Images must not appear in your copy; reproduce every other part of the records exactly.
--- BEGIN ---
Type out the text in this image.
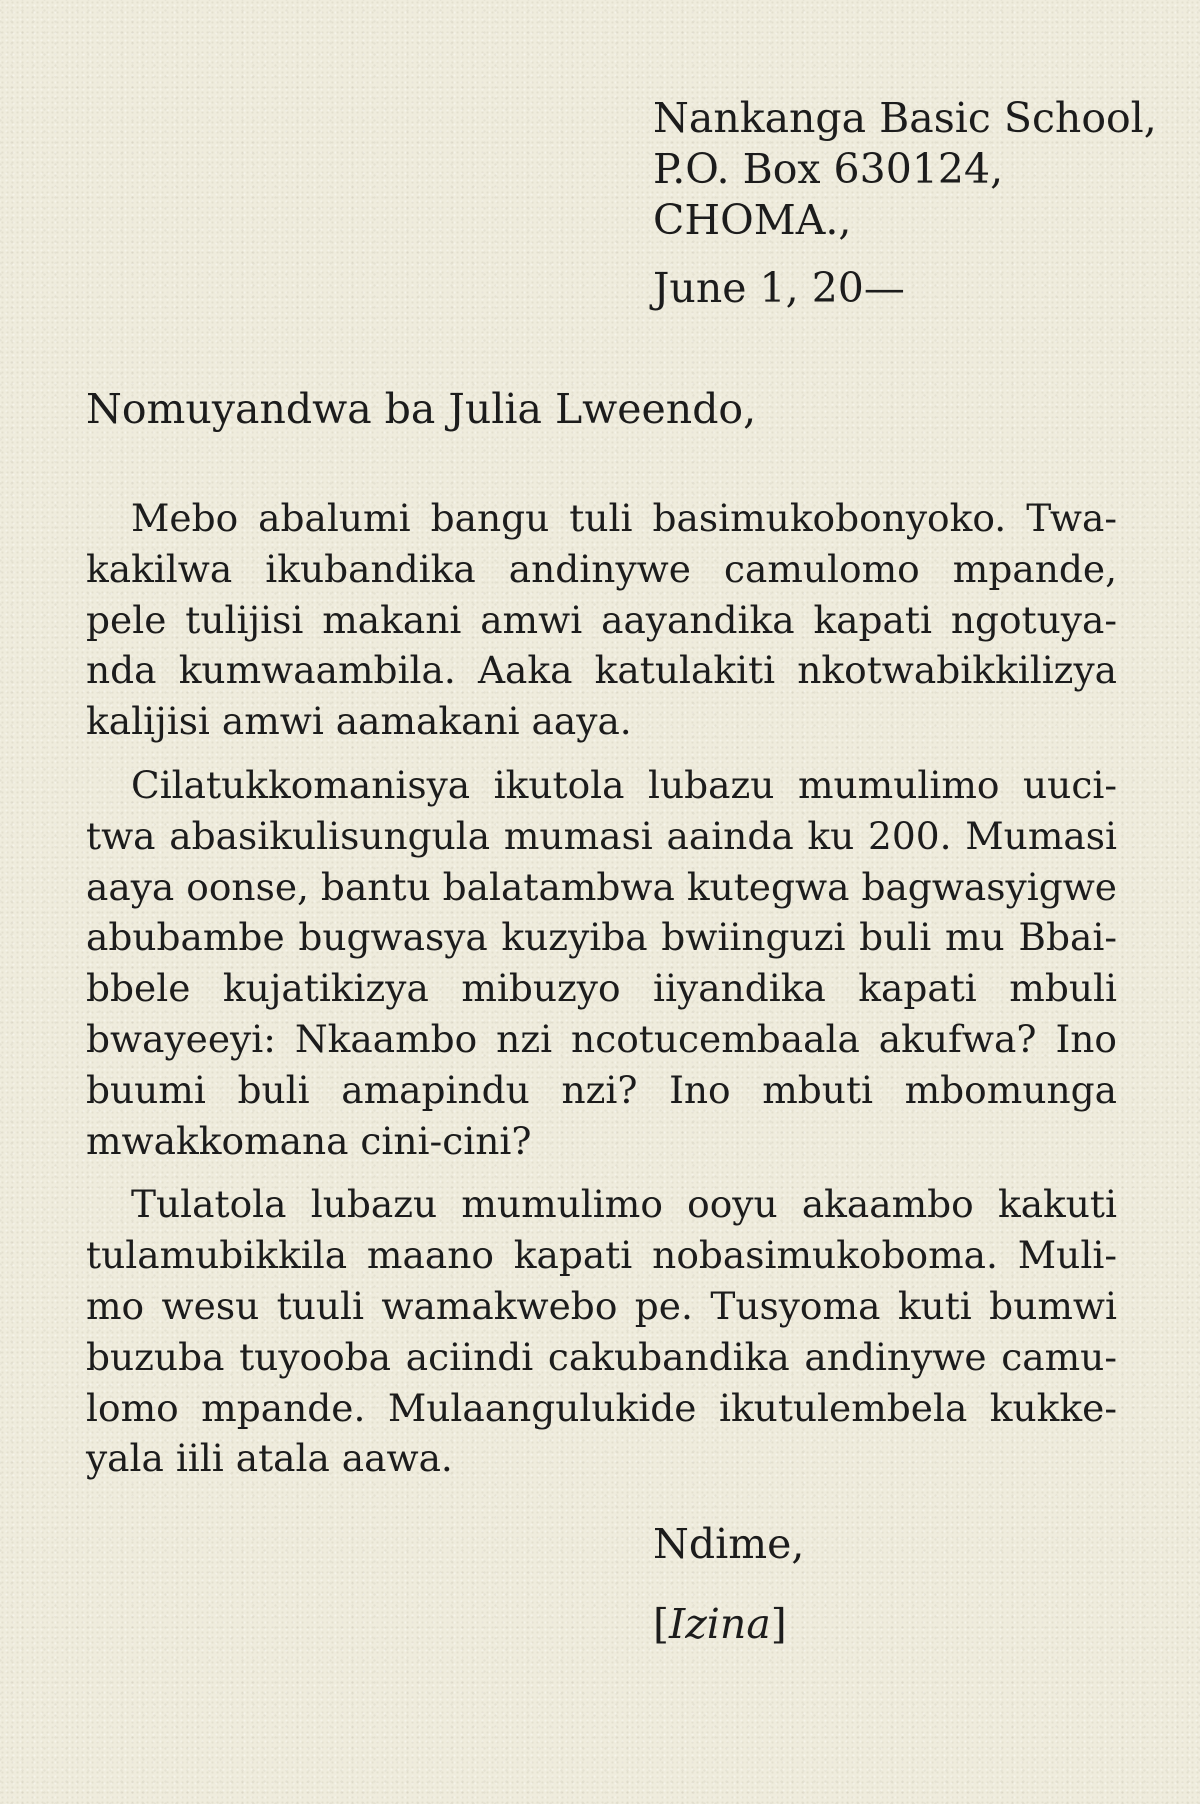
Nankanga Basic School,
P.O. Box 630124,
CHOMA.,
June 1, 20—
Nomuyandwa ba Julia Lweendo,

Mebo abalumi bangu tuli basimukobonyoko. Twakakilwa ikubandika andinywe camulomo mpande, pele tulijisi makani amwi aayandika kapati ngotuyanda kumwaambila. Aaka katulakiti nkotwabikkilizya kalijisi amwi aamakani aaya.

Cilatukkomanisya ikutola lubazu mumulimo uucitwa abasikulisungula mumasi aainda ku 200. Mumasi aaya oonse, bantu balatambwa kutegwa bagwasyigwe abubambe bugwasya kuzyiba bwiinguzi buli mu Bbaibbele kujatikizya mibuzyo iiyandika kapati mbuli bwayeeyi: Nkaambo nzi ncotucembaala akufwa? Ino buumi buli amapindu nzi? Ino mbuti mbomunga mwakkomana cini-cini?

Tulatola lubazu mumulimo ooyu akaambo kakuti tulamubikkila maano kapati nobasimukoboma. Mulimo wesu tuuli wamakwebo pe. Tusyoma kuti bumwi buzuba tuyooba aciindi cakubandika andinywe camulomo mpande. Mulaangulukide ikutulembela kukkeyala iili atala aawa.

Ndime,
[Izina]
--- END ---
### SOLUTION FOR THIS TASK
Type out the text in this image.
Nankanga Basic School,
P.O. Box 630124,
CHOMA.,
June 1, 20—
Nomuyandwa ba Julia Lweendo,

Mebo abalumi bangu tuli basimukobonyoko. Twakakilwa ikubandika andinywe camulomo mpande, pele tulijisi makani amwi aayandika kapati ngotuyanda kumwaambila. Aaka katulakiti nkotwabikkilizya kalijisi amwi aamakani aaya.

Cilatukkomanisya ikutola lubazu mumulimo uucitwa abasikulisungula mumasi aainda ku 200. Mumasi aaya oonse, bantu balatambwa kutegwa bagwasyigwe abubambe bugwasya kuzyiba bwiinguzi buli mu Bbaibbele kujatikizya mibuzyo iiyandika kapati mbuli bwayeeyi: Nkaambo nzi ncotucembaala akufwa? Ino buumi buli amapindu nzi? Ino mbuti mbomunga mwakkomana cini-cini?

Tulatola lubazu mumulimo ooyu akaambo kakuti tulamubikkila maano kapati nobasimukoboma. Mulimo wesu tuuli wamakwebo pe. Tusyoma kuti bumwi buzuba tuyooba aciindi cakubandika andinywe camulomo mpande. Mulaangulukide ikutulembela kukkeyala iili atala aawa.

Ndime,
[Izina]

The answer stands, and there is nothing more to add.